■ **WRITTEN REQUEST**: Extract every entry word for word. Skip the pictures.

■ **TASK DATA**:

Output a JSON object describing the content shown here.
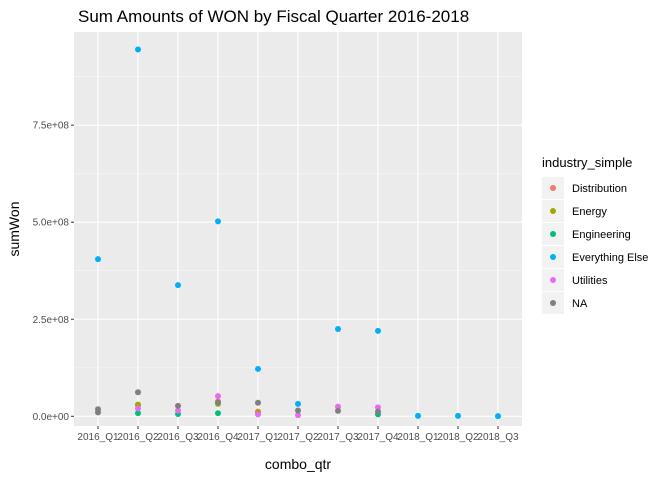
{
  "chart_data": {
    "type": "scatter",
    "title": "Sum Amounts of WON by Fiscal Quarter 2016-2018",
    "xlabel": "combo_qtr",
    "ylabel": "sumWon",
    "categories": [
      "2016_Q1",
      "2016_Q2",
      "2016_Q3",
      "2016_Q4",
      "2017_Q1",
      "2017_Q2",
      "2017_Q3",
      "2017_Q4",
      "2018_Q1",
      "2018_Q2",
      "2018_Q3"
    ],
    "y_ticks": [
      0,
      250000000,
      500000000,
      750000000
    ],
    "y_tick_labels": [
      "0.0e+00",
      "2.5e+08",
      "5.0e+08",
      "7.5e+08"
    ],
    "ylim": [
      -25000000,
      990000000
    ],
    "grid": true,
    "legend_position": "right",
    "legend_title": "industry_simple",
    "series": [
      {
        "name": "Distribution",
        "color": "#F8766D",
        "points": [
          [
            "2016_Q2",
            28000000
          ],
          [
            "2016_Q4",
            38000000
          ],
          [
            "2017_Q1",
            12000000
          ]
        ]
      },
      {
        "name": "Energy",
        "color": "#A3A500",
        "points": [
          [
            "2016_Q2",
            30000000
          ],
          [
            "2016_Q4",
            32000000
          ],
          [
            "2017_Q1",
            10000000
          ]
        ]
      },
      {
        "name": "Engineering",
        "color": "#00BF7D",
        "points": [
          [
            "2016_Q2",
            8000000
          ],
          [
            "2016_Q3",
            6000000
          ],
          [
            "2016_Q4",
            8000000
          ],
          [
            "2017_Q4",
            5000000
          ]
        ]
      },
      {
        "name": "Everything Else",
        "color": "#00B0F6",
        "points": [
          [
            "2016_Q1",
            405000000
          ],
          [
            "2016_Q2",
            945000000
          ],
          [
            "2016_Q3",
            338000000
          ],
          [
            "2016_Q4",
            502000000
          ],
          [
            "2017_Q1",
            122000000
          ],
          [
            "2017_Q2",
            32000000
          ],
          [
            "2017_Q3",
            225000000
          ],
          [
            "2017_Q4",
            220000000
          ],
          [
            "2018_Q1",
            1000000
          ],
          [
            "2018_Q2",
            1000000
          ],
          [
            "2018_Q3",
            500000
          ]
        ]
      },
      {
        "name": "Utilities",
        "color": "#E76BF3",
        "points": [
          [
            "2016_Q2",
            20000000
          ],
          [
            "2016_Q3",
            15000000
          ],
          [
            "2016_Q4",
            52000000
          ],
          [
            "2017_Q1",
            5000000
          ],
          [
            "2017_Q2",
            3000000
          ],
          [
            "2017_Q3",
            25000000
          ],
          [
            "2017_Q4",
            23000000
          ]
        ]
      },
      {
        "name": "NA",
        "color": "#7F7F7F",
        "points": [
          [
            "2016_Q1",
            10000000
          ],
          [
            "2016_Q1",
            18000000
          ],
          [
            "2016_Q2",
            62000000
          ],
          [
            "2016_Q3",
            27000000
          ],
          [
            "2016_Q4",
            36000000
          ],
          [
            "2017_Q1",
            35000000
          ],
          [
            "2017_Q2",
            15000000
          ],
          [
            "2017_Q3",
            14000000
          ],
          [
            "2017_Q4",
            12000000
          ]
        ]
      }
    ]
  }
}
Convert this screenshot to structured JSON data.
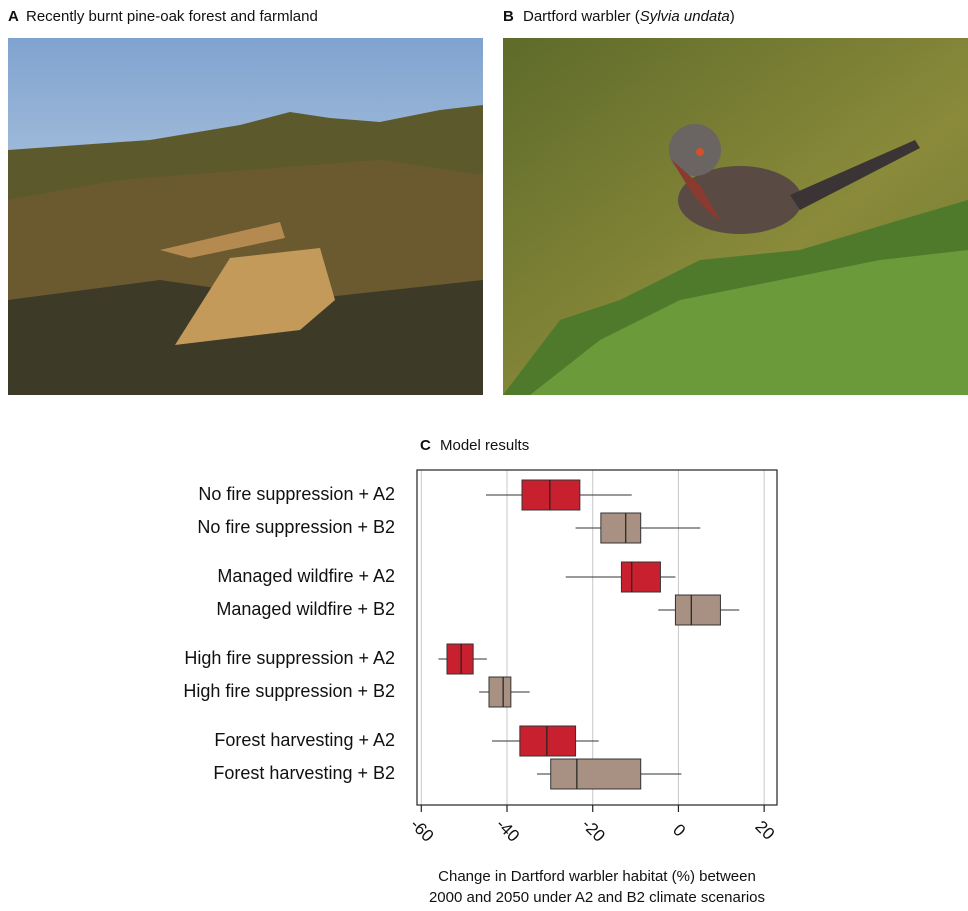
{
  "panels": [
    {
      "label": "A",
      "title": "Recently burnt pine-oak forest and farmland"
    },
    {
      "label": "B",
      "title_parts": [
        "Dartford warbler (",
        "Sylvia undata",
        ")"
      ]
    }
  ],
  "chart_data": {
    "type": "box",
    "label": "C",
    "title": "Model results",
    "categories": [
      "No fire suppression + A2",
      "No fire suppression + B2",
      "Managed wildfire + A2",
      "Managed wildfire + B2",
      "High fire suppression + A2",
      "High fire suppression + B2",
      "Forest harvesting + A2",
      "Forest harvesting + B2"
    ],
    "low": [
      -44.9,
      -24,
      -26.3,
      -4.7,
      -56,
      -46.5,
      -43.5,
      -33
    ],
    "q1": [
      -36.5,
      -18.1,
      -13.3,
      -0.7,
      -54,
      -44.2,
      -37,
      -29.8
    ],
    "median": [
      -30,
      -12.3,
      -10.9,
      3,
      -50.7,
      -40.9,
      -30.7,
      -23.7
    ],
    "q3": [
      -23,
      -8.8,
      -4.2,
      9.8,
      -47.9,
      -39.1,
      -24,
      -8.8
    ],
    "high": [
      -10.9,
      5.1,
      -0.7,
      14.2,
      -44.7,
      -34.7,
      -18.6,
      0.7
    ],
    "colors": [
      "#c8202f",
      "#a89083",
      "#c8202f",
      "#a89083",
      "#c8202f",
      "#a89083",
      "#c8202f",
      "#a89083"
    ],
    "xlim": [
      -61,
      23
    ],
    "xticks": [
      -60,
      -40,
      -20,
      0,
      20
    ],
    "grid": true,
    "xlabel": [
      "Change in Dartford warbler habitat (%) between",
      "2000 and 2050 under A2 and B2 climate scenarios"
    ]
  }
}
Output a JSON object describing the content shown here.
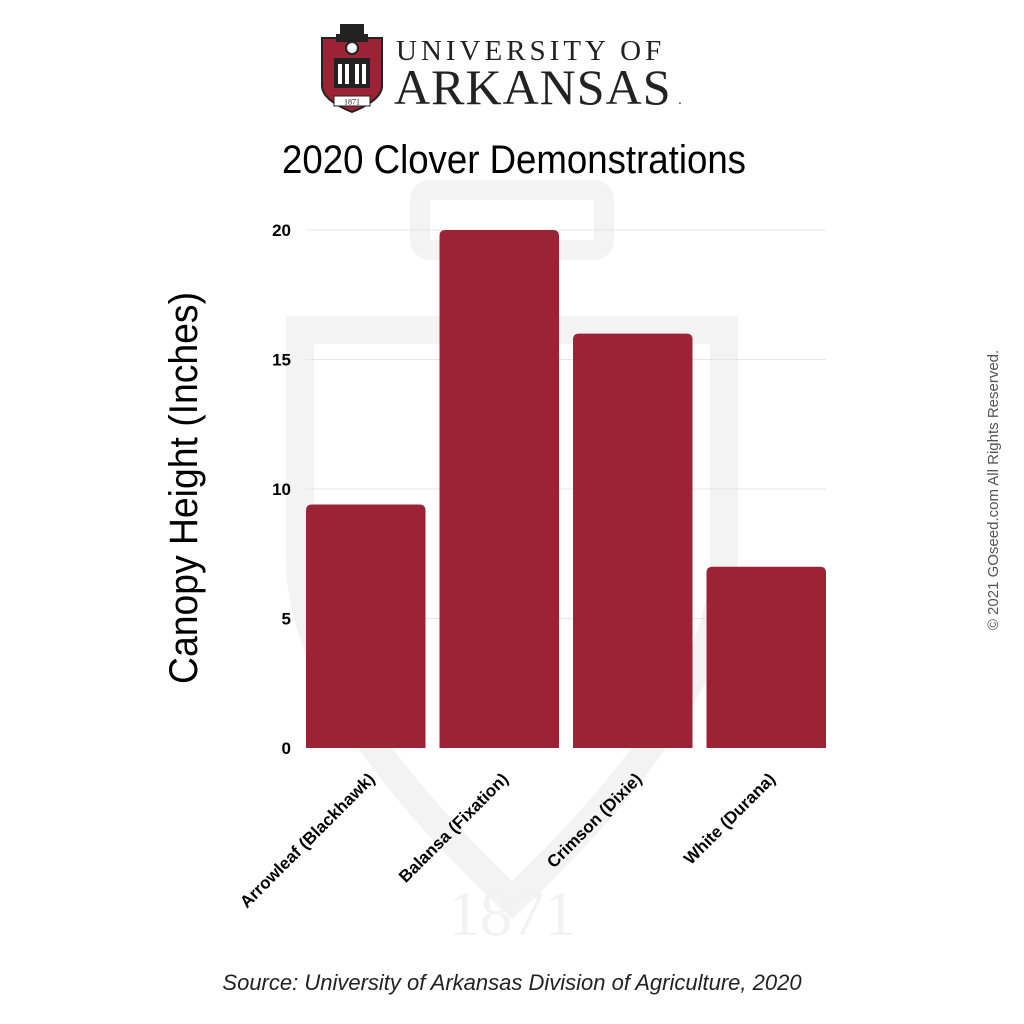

■ **ANSWER**:
Output a JSON object describing the content shown here.
{
  "chart_data": {
    "type": "scatter",
    "title": "Sum Amounts of WON by Fiscal Quarter 2016-2018",
    "xlabel": "combo_qtr",
    "ylabel": "sumWon",
    "categories": [
      "2016_Q1",
      "2016_Q2",
      "2016_Q3",
      "2016_Q4",
      "2017_Q1",
      "2017_Q2",
      "2017_Q3",
      "2017_Q4",
      "2018_Q1",
      "2018_Q2",
      "2018_Q3"
    ],
    "y_ticks": [
      0,
      250000000,
      500000000,
      750000000
    ],
    "y_tick_labels": [
      "0.0e+00",
      "2.5e+08",
      "5.0e+08",
      "7.5e+08"
    ],
    "ylim": [
      -25000000,
      990000000
    ],
    "grid": true,
    "legend_position": "right",
    "legend_title": "industry_simple",
    "series": [
      {
        "name": "Distribution",
        "color": "#F8766D",
        "points": [
          [
            "2016_Q2",
            28000000
          ],
          [
            "2016_Q4",
            38000000
          ],
          [
            "2017_Q1",
            12000000
          ]
        ]
      },
      {
        "name": "Energy",
        "color": "#A3A500",
        "points": [
          [
            "2016_Q2",
            30000000
          ],
          [
            "2016_Q4",
            32000000
          ],
          [
            "2017_Q1",
            10000000
          ]
        ]
      },
      {
        "name": "Engineering",
        "color": "#00BF7D",
        "points": [
          [
            "2016_Q2",
            8000000
          ],
          [
            "2016_Q3",
            6000000
          ],
          [
            "2016_Q4",
            8000000
          ],
          [
            "2017_Q4",
            5000000
          ]
        ]
      },
      {
        "name": "Everything Else",
        "color": "#00B0F6",
        "points": [
          [
            "2016_Q1",
            405000000
          ],
          [
            "2016_Q2",
            945000000
          ],
          [
            "2016_Q3",
            338000000
          ],
          [
            "2016_Q4",
            502000000
          ],
          [
            "2017_Q1",
            122000000
          ],
          [
            "2017_Q2",
            32000000
          ],
          [
            "2017_Q3",
            225000000
          ],
          [
            "2017_Q4",
            220000000
          ],
          [
            "2018_Q1",
            1000000
          ],
          [
            "2018_Q2",
            1000000
          ],
          [
            "2018_Q3",
            500000
          ]
        ]
      },
      {
        "name": "Utilities",
        "color": "#E76BF3",
        "points": [
          [
            "2016_Q2",
            20000000
          ],
          [
            "2016_Q3",
            15000000
          ],
          [
            "2016_Q4",
            52000000
          ],
          [
            "2017_Q1",
            5000000
          ],
          [
            "2017_Q2",
            3000000
          ],
          [
            "2017_Q3",
            25000000
          ],
          [
            "2017_Q4",
            23000000
          ]
        ]
      },
      {
        "name": "NA",
        "color": "#7F7F7F",
        "points": [
          [
            "2016_Q1",
            10000000
          ],
          [
            "2016_Q1",
            18000000
          ],
          [
            "2016_Q2",
            62000000
          ],
          [
            "2016_Q3",
            27000000
          ],
          [
            "2016_Q4",
            36000000
          ],
          [
            "2017_Q1",
            35000000
          ],
          [
            "2017_Q2",
            15000000
          ],
          [
            "2017_Q3",
            14000000
          ],
          [
            "2017_Q4",
            12000000
          ]
        ]
      }
    ]
  }
}
Convert this screenshot to structured JSON data.
{
  "panels": [
    {
      "label": "A",
      "title": "Recently burnt pine-oak forest and farmland"
    },
    {
      "label": "B",
      "title_parts": [
        "Dartford warbler (",
        "Sylvia undata",
        ")"
      ]
    }
  ],
  "chart_data": {
    "type": "box",
    "label": "C",
    "title": "Model results",
    "categories": [
      "No fire suppression + A2",
      "No fire suppression + B2",
      "Managed wildfire + A2",
      "Managed wildfire + B2",
      "High fire suppression + A2",
      "High fire suppression + B2",
      "Forest harvesting + A2",
      "Forest harvesting + B2"
    ],
    "low": [
      -44.9,
      -24,
      -26.3,
      -4.7,
      -56,
      -46.5,
      -43.5,
      -33
    ],
    "q1": [
      -36.5,
      -18.1,
      -13.3,
      -0.7,
      -54,
      -44.2,
      -37,
      -29.8
    ],
    "median": [
      -30,
      -12.3,
      -10.9,
      3,
      -50.7,
      -40.9,
      -30.7,
      -23.7
    ],
    "q3": [
      -23,
      -8.8,
      -4.2,
      9.8,
      -47.9,
      -39.1,
      -24,
      -8.8
    ],
    "high": [
      -10.9,
      5.1,
      -0.7,
      14.2,
      -44.7,
      -34.7,
      -18.6,
      0.7
    ],
    "colors": [
      "#c8202f",
      "#a89083",
      "#c8202f",
      "#a89083",
      "#c8202f",
      "#a89083",
      "#c8202f",
      "#a89083"
    ],
    "xlim": [
      -61,
      23
    ],
    "xticks": [
      -60,
      -40,
      -20,
      0,
      20
    ],
    "grid": true,
    "xlabel": [
      "Change in Dartford warbler habitat (%) between",
      "2000 and 2050 under A2 and B2 climate scenarios"
    ]
  }
}
Output a JSON object describing the content shown here.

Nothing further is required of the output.